[Data records]
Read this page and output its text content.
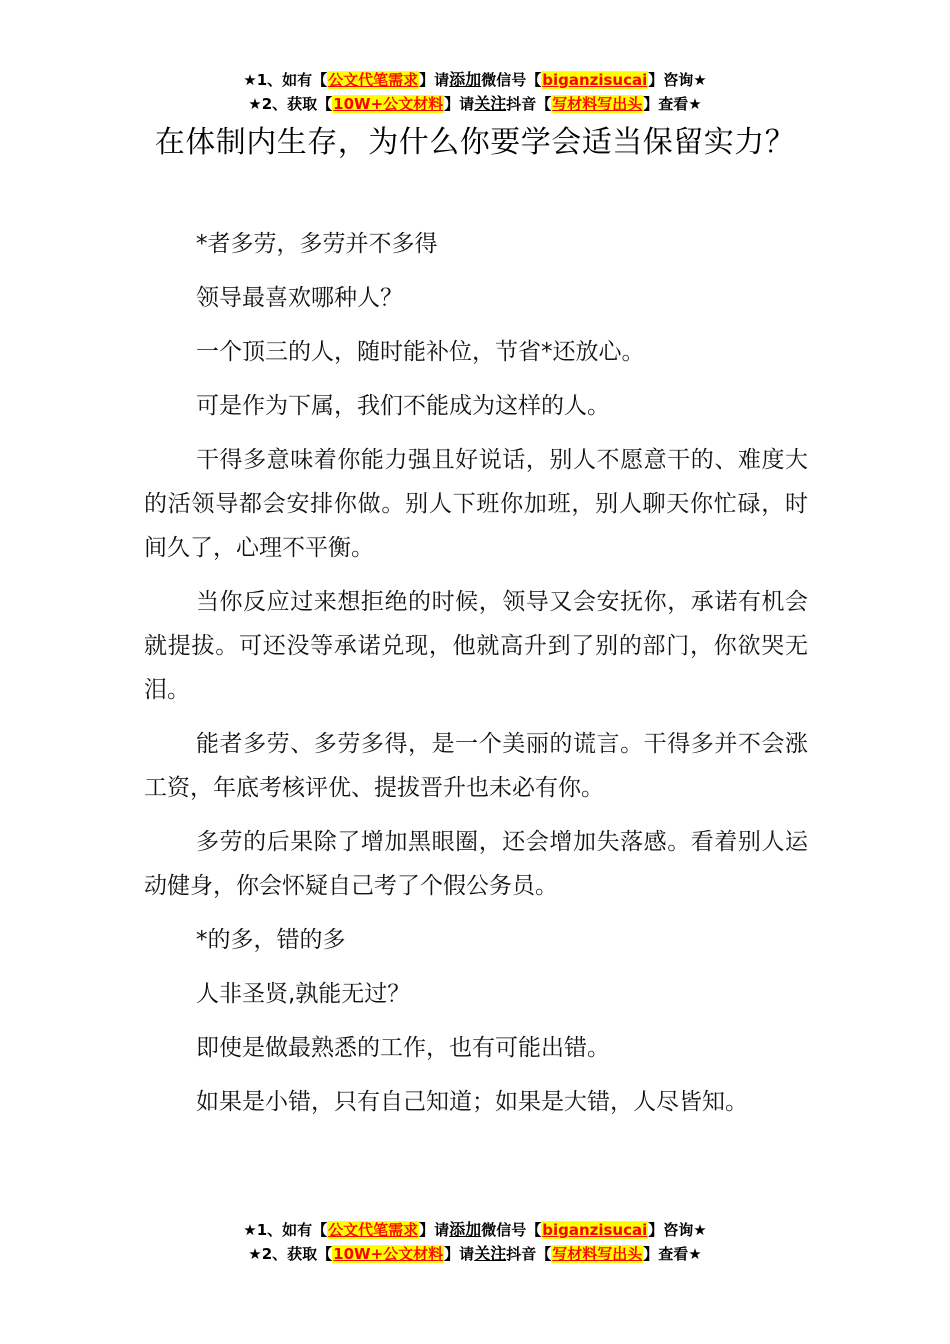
★1、如有【公文代笔需求】请添加微信号【biganzisucai】咨询★
★2、获取【10W+公文材料】请关注抖音【写材料写出头】查看★
在体制内生存，为什么你要学会适当保留实力？

*者多劳，多劳并不多得

领导最喜欢哪种人？

一个顶三的人，随时能补位，节省*还放心。

可是作为下属，我们不能成为这样的人。

干得多意味着你能力强且好说话，别人不愿意干的、难度大的活领导都会安排你做。别人下班你加班，别人聊天你忙碌，时间久了，心理不平衡。

当你反应过来想拒绝的时候，领导又会安抚你，承诺有机会就提拔。可还没等承诺兑现，他就高升到了别的部门，你欲哭无泪。

能者多劳、多劳多得，是一个美丽的谎言。干得多并不会涨工资，年底考核评优、提拔晋升也未必有你。

多劳的后果除了增加黑眼圈，还会增加失落感。看着别人运动健身，你会怀疑自己考了个假公务员。

*的多，错的多

人非圣贤,孰能无过？

即使是做最熟悉的工作，也有可能出错。

如果是小错，只有自己知道；如果是大错，人尽皆知。

★1、如有【公文代笔需求】请添加微信号【biganzisucai】咨询★
★2、获取【10W+公文材料】请关注抖音【写材料写出头】查看★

## [Task prompt]
Please write out all the data again word for word, but not the pictures.

## [Expected answer]
Read this page and output its text content.
★1、如有【公文代笔需求】请添加微信号【biganzisucai】咨询★
★2、获取【10W+公文材料】请关注抖音【写材料写出头】查看★
在体制内生存，为什么你要学会适当保留实力？

*者多劳，多劳并不多得

领导最喜欢哪种人？

一个顶三的人，随时能补位，节省*还放心。

可是作为下属，我们不能成为这样的人。

干得多意味着你能力强且好说话，别人不愿意干的、难度大的活领导都会安排你做。别人下班你加班，别人聊天你忙碌，时间久了，心理不平衡。

当你反应过来想拒绝的时候，领导又会安抚你，承诺有机会就提拔。可还没等承诺兑现，他就高升到了别的部门，你欲哭无泪。

能者多劳、多劳多得，是一个美丽的谎言。干得多并不会涨工资，年底考核评优、提拔晋升也未必有你。

多劳的后果除了增加黑眼圈，还会增加失落感。看着别人运动健身，你会怀疑自己考了个假公务员。

*的多，错的多

人非圣贤,孰能无过？

即使是做最熟悉的工作，也有可能出错。

如果是小错，只有自己知道；如果是大错，人尽皆知。

★1、如有【公文代笔需求】请添加微信号【biganzisucai】咨询★
★2、获取【10W+公文材料】请关注抖音【写材料写出头】查看★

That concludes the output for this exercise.